WRITTEN REQUEST = Extract each line bearing the word "first".
====
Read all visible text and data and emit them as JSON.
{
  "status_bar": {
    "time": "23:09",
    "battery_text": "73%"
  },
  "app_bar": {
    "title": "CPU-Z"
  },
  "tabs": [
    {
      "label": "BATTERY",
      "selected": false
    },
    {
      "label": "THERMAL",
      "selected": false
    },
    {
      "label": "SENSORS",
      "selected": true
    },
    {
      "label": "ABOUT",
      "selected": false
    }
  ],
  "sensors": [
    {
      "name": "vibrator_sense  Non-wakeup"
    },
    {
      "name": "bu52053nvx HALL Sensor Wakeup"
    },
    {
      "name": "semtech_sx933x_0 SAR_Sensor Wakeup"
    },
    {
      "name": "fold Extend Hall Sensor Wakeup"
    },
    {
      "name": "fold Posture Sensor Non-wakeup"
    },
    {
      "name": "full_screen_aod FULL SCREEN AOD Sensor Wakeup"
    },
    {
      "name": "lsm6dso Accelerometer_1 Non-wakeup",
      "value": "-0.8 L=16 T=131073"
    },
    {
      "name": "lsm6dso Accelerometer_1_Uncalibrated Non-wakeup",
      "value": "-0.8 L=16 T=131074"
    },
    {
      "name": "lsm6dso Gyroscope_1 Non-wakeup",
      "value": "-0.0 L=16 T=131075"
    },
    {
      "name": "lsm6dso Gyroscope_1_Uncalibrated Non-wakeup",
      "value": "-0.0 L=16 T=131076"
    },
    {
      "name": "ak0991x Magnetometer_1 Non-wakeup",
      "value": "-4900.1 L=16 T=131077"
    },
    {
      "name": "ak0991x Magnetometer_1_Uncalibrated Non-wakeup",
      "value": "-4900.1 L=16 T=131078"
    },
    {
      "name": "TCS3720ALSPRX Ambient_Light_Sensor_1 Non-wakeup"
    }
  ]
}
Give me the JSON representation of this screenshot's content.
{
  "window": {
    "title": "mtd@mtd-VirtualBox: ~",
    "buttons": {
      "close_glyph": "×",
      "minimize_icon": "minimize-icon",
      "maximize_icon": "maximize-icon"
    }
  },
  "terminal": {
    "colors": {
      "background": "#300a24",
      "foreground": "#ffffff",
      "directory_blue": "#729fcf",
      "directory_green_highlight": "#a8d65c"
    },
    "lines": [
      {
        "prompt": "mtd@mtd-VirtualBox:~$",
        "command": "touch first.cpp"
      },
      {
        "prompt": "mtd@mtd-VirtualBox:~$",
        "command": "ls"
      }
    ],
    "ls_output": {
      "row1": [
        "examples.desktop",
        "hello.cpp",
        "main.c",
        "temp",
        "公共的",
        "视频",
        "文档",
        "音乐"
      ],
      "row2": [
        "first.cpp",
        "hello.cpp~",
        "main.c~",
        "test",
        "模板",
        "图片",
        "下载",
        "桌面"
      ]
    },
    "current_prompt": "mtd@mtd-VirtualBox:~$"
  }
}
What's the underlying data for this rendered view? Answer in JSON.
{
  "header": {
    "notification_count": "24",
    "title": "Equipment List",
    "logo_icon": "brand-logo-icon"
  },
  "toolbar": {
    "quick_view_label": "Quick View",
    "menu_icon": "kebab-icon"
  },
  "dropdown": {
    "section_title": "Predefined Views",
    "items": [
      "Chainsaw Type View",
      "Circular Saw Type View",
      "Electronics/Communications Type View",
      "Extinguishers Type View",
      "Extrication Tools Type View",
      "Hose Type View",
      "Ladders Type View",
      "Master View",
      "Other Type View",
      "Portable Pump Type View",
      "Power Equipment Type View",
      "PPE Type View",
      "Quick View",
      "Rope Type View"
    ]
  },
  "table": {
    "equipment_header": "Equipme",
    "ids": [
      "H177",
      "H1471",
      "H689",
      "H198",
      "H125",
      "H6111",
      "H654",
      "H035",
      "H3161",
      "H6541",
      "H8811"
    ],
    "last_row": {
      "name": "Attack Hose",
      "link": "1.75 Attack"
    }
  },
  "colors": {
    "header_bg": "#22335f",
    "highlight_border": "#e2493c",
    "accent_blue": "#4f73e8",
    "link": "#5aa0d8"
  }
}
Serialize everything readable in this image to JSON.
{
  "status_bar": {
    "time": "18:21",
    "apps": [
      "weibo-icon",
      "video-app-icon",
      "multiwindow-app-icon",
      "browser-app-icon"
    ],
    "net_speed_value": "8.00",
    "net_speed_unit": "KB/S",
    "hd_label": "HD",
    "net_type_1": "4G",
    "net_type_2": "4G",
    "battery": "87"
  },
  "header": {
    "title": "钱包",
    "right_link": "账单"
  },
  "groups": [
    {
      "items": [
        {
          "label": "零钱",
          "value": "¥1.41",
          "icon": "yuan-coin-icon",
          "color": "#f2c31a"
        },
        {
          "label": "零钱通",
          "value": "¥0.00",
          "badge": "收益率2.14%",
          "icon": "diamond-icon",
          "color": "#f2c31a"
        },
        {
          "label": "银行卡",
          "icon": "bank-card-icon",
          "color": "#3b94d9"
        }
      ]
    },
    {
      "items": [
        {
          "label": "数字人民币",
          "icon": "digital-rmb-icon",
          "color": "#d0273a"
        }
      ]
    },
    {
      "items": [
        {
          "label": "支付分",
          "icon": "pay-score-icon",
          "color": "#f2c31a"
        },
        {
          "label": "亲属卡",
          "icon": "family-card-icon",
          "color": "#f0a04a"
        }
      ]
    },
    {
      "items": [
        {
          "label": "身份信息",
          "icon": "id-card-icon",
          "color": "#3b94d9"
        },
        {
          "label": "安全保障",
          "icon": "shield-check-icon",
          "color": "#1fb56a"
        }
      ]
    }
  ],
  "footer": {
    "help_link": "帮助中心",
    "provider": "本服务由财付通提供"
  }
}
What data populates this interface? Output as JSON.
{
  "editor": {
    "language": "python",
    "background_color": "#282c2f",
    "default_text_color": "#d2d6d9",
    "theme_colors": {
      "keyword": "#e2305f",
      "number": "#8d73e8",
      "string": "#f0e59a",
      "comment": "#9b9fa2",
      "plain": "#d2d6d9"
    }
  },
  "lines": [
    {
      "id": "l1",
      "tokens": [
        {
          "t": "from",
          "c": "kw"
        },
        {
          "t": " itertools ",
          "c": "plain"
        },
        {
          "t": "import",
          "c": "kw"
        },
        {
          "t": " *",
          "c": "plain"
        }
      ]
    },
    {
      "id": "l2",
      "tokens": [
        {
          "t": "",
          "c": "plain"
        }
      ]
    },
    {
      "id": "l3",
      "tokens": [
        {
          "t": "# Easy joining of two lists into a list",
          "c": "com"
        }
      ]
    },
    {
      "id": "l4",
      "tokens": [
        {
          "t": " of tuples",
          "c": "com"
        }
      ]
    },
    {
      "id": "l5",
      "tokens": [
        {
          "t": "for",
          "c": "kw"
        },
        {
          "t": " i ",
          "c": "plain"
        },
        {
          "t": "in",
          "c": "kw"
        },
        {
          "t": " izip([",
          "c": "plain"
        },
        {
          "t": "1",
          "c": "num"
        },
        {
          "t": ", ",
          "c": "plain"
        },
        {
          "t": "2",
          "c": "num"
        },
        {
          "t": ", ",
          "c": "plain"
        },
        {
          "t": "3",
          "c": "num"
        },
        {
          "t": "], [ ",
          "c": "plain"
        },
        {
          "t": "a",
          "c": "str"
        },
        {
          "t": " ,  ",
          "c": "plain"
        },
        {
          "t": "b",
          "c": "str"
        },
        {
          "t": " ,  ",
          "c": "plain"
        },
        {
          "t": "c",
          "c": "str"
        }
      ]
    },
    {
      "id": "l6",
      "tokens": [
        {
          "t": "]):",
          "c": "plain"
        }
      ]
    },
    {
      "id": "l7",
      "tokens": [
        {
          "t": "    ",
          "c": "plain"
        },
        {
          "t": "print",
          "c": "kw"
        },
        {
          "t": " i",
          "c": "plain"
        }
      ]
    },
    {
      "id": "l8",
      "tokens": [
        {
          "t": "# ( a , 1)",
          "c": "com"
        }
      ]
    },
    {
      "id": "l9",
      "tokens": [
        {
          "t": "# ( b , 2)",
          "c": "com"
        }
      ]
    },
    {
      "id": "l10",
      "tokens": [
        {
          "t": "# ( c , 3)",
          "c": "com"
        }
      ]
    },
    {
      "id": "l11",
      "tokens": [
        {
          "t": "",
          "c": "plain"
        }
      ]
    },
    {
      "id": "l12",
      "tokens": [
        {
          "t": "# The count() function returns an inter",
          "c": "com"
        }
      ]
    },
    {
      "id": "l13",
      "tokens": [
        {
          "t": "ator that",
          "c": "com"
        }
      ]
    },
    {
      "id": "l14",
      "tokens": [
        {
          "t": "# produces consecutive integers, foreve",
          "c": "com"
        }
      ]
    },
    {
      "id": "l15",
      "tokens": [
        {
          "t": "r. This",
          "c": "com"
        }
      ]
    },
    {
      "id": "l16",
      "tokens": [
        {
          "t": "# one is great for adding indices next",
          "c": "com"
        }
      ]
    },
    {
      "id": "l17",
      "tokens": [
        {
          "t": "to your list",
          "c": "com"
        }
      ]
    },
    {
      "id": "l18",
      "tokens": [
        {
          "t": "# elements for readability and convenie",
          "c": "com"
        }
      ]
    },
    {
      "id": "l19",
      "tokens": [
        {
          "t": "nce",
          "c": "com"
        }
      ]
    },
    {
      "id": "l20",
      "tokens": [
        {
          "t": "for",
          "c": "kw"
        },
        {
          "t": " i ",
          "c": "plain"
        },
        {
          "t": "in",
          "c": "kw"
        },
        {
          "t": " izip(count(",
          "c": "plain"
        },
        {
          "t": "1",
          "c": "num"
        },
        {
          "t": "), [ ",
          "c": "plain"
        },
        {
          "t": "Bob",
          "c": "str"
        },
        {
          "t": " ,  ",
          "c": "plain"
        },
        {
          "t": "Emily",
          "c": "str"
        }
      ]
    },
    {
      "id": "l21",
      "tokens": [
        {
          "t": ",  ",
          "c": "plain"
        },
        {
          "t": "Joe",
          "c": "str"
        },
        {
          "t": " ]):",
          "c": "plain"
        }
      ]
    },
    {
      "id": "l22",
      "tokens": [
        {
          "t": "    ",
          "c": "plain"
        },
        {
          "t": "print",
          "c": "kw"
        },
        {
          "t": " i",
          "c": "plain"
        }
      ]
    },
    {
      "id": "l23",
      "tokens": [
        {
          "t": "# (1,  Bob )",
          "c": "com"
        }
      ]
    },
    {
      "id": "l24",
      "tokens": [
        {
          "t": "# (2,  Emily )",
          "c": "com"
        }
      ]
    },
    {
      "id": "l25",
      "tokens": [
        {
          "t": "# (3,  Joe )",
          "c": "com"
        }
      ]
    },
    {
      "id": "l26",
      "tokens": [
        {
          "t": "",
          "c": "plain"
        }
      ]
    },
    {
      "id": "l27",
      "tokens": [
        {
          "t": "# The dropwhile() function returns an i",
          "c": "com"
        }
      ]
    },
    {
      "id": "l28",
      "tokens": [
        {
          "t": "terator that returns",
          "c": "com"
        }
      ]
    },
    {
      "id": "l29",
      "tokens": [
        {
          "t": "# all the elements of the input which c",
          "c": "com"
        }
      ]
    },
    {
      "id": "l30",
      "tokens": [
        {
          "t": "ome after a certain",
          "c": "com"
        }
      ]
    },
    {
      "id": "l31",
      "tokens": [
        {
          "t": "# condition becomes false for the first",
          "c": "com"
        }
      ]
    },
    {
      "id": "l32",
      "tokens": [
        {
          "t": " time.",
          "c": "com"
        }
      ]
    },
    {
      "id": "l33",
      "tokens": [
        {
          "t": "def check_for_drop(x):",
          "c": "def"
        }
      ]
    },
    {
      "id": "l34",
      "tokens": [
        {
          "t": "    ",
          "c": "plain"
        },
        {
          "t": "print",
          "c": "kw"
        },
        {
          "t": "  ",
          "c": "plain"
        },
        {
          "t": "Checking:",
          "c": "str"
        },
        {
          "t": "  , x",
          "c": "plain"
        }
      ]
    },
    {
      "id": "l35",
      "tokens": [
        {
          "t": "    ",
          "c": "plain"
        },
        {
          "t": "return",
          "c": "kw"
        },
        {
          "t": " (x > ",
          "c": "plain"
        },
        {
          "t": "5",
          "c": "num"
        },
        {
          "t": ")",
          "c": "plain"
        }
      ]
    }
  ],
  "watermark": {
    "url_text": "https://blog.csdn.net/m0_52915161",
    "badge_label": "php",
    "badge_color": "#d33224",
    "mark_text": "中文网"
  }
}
====
WRITTEN SOLUTION =
        "command": "touch first.cpp"
        "first.cpp",
          "t": "# condition becomes false for the first",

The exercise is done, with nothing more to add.